— START OF Data rows —

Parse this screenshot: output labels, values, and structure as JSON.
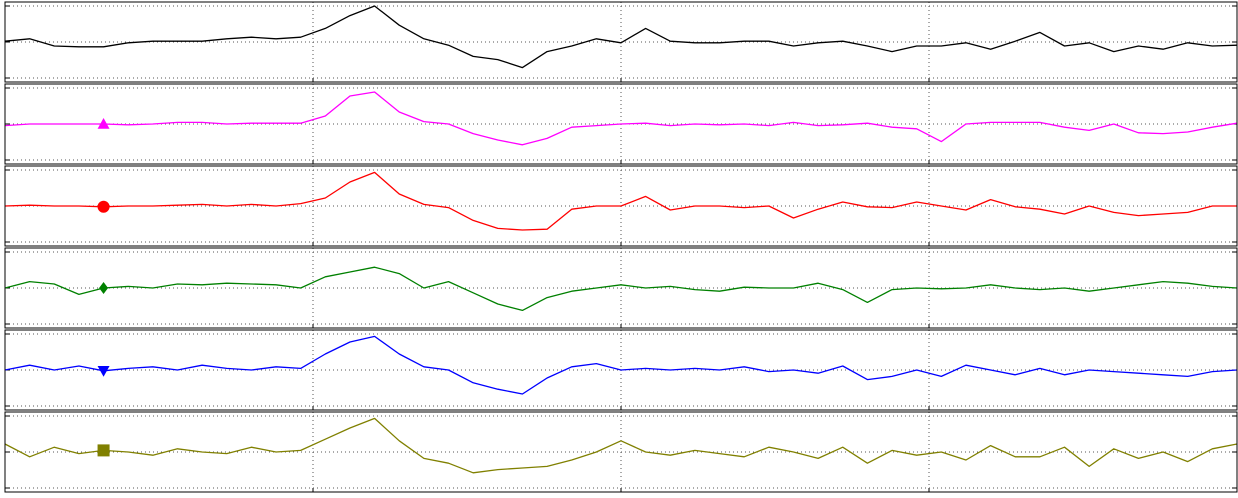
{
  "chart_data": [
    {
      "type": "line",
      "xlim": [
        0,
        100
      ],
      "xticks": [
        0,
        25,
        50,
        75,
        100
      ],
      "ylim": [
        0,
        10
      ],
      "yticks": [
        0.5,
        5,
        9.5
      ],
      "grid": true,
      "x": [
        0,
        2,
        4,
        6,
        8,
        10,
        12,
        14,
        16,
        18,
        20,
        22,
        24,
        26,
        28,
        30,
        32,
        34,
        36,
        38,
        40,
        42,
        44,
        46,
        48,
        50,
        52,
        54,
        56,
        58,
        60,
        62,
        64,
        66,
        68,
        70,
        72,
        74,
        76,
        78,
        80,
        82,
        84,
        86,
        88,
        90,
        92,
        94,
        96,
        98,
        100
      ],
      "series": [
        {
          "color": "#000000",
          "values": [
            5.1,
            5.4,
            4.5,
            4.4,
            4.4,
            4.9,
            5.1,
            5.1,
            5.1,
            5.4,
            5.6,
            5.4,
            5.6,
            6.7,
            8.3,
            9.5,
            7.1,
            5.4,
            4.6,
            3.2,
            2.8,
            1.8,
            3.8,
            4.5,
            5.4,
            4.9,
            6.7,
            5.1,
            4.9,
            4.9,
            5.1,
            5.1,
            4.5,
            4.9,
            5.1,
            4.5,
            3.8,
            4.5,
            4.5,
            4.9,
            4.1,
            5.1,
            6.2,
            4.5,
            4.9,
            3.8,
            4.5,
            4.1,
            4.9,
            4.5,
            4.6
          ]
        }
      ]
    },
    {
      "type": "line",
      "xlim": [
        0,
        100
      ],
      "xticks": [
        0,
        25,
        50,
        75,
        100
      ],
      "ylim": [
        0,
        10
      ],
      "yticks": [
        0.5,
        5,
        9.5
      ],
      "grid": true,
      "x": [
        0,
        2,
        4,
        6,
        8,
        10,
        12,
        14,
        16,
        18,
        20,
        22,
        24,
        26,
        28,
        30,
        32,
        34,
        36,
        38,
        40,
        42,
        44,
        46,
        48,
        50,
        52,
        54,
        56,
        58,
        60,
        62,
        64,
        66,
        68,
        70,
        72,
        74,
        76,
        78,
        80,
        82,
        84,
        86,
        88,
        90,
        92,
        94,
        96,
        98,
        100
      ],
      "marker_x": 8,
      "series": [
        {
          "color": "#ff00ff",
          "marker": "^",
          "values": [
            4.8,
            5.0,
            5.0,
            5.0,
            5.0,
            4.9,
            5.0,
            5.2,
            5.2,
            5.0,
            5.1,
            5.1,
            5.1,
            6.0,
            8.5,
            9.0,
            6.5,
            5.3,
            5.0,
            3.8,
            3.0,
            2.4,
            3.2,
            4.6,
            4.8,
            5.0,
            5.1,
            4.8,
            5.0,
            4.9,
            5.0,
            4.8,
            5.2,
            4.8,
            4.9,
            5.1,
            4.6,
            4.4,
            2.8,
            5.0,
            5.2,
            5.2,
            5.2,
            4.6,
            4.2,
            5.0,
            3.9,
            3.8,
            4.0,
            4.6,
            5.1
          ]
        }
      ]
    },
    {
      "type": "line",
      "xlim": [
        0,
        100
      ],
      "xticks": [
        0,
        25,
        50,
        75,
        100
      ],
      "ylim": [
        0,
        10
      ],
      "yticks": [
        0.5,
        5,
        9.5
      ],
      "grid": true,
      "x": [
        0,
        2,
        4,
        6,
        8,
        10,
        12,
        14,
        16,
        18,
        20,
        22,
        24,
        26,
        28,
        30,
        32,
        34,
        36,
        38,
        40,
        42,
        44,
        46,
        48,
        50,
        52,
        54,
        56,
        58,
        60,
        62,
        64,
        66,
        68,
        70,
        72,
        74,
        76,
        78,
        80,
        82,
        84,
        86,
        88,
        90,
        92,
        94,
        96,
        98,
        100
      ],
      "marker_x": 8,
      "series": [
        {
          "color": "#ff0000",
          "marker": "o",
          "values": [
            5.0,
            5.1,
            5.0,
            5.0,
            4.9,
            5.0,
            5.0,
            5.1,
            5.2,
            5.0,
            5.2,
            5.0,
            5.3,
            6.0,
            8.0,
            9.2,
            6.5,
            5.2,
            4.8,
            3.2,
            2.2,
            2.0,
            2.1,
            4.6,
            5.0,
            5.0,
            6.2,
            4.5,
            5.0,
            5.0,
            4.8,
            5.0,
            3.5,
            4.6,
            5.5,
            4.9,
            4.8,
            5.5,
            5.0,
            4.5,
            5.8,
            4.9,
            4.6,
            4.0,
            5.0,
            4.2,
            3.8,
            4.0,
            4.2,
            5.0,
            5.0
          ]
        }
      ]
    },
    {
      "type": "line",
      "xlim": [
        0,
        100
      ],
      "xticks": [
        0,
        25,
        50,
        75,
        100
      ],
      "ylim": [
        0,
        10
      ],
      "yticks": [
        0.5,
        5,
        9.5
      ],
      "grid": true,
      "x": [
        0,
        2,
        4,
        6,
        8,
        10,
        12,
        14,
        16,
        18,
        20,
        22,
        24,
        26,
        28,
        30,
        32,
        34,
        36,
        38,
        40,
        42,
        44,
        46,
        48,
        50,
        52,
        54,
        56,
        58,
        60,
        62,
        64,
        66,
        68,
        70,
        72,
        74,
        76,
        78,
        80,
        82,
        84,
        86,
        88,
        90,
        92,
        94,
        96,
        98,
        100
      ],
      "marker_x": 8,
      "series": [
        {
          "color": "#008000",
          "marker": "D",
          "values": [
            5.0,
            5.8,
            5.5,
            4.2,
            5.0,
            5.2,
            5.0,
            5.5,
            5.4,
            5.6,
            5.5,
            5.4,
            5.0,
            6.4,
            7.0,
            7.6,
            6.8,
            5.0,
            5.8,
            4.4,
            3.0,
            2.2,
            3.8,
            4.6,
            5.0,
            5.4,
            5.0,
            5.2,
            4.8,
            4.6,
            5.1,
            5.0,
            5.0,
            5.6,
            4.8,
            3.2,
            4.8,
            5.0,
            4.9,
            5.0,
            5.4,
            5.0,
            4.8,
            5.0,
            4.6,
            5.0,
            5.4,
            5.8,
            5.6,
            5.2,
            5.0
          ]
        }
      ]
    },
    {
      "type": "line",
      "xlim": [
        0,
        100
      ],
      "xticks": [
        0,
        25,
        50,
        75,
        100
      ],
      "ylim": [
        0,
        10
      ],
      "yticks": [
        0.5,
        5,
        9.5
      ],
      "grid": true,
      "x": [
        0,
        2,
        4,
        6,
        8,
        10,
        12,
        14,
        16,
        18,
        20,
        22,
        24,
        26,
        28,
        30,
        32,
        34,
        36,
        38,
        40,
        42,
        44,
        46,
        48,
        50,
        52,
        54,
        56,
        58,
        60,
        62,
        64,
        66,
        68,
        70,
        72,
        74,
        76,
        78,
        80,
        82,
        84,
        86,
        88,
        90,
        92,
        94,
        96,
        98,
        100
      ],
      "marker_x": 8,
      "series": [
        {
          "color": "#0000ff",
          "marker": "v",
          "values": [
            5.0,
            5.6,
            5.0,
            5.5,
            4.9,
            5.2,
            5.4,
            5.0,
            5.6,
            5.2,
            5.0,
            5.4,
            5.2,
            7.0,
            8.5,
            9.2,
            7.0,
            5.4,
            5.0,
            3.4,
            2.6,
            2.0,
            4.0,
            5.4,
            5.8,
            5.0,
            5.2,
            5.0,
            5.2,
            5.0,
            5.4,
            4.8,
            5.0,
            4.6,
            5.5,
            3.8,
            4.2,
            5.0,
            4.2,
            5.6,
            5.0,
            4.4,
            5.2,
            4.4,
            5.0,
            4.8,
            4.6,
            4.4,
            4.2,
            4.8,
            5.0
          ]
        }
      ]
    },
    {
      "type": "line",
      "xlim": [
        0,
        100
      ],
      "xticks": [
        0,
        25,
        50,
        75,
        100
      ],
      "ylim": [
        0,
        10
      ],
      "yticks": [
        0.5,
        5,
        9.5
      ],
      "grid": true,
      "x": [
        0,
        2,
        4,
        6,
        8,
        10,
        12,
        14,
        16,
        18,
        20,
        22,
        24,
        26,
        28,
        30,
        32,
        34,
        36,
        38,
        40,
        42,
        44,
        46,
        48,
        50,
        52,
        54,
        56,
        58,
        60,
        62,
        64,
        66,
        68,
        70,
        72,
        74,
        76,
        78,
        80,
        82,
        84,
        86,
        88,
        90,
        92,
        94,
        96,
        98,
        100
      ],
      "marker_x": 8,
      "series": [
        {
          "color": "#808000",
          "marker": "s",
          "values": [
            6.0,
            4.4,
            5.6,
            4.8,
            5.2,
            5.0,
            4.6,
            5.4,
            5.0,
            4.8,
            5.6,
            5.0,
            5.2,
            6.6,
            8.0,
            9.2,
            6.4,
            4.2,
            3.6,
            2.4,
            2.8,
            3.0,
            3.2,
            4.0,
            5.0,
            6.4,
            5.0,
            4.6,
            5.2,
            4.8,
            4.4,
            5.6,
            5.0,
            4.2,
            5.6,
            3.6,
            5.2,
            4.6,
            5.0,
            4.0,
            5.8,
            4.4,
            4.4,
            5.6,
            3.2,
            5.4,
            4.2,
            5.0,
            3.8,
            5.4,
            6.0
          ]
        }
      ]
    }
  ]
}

— END OF Data rows —

(Aim):
Search the data for the word "color" and copy each line where it appears.

(Response to this task):
          "color": "#000000",
          "color": "#ff00ff",
          "color": "#ff0000",
          "color": "#008000",
          "color": "#0000ff",
          "color": "#808000",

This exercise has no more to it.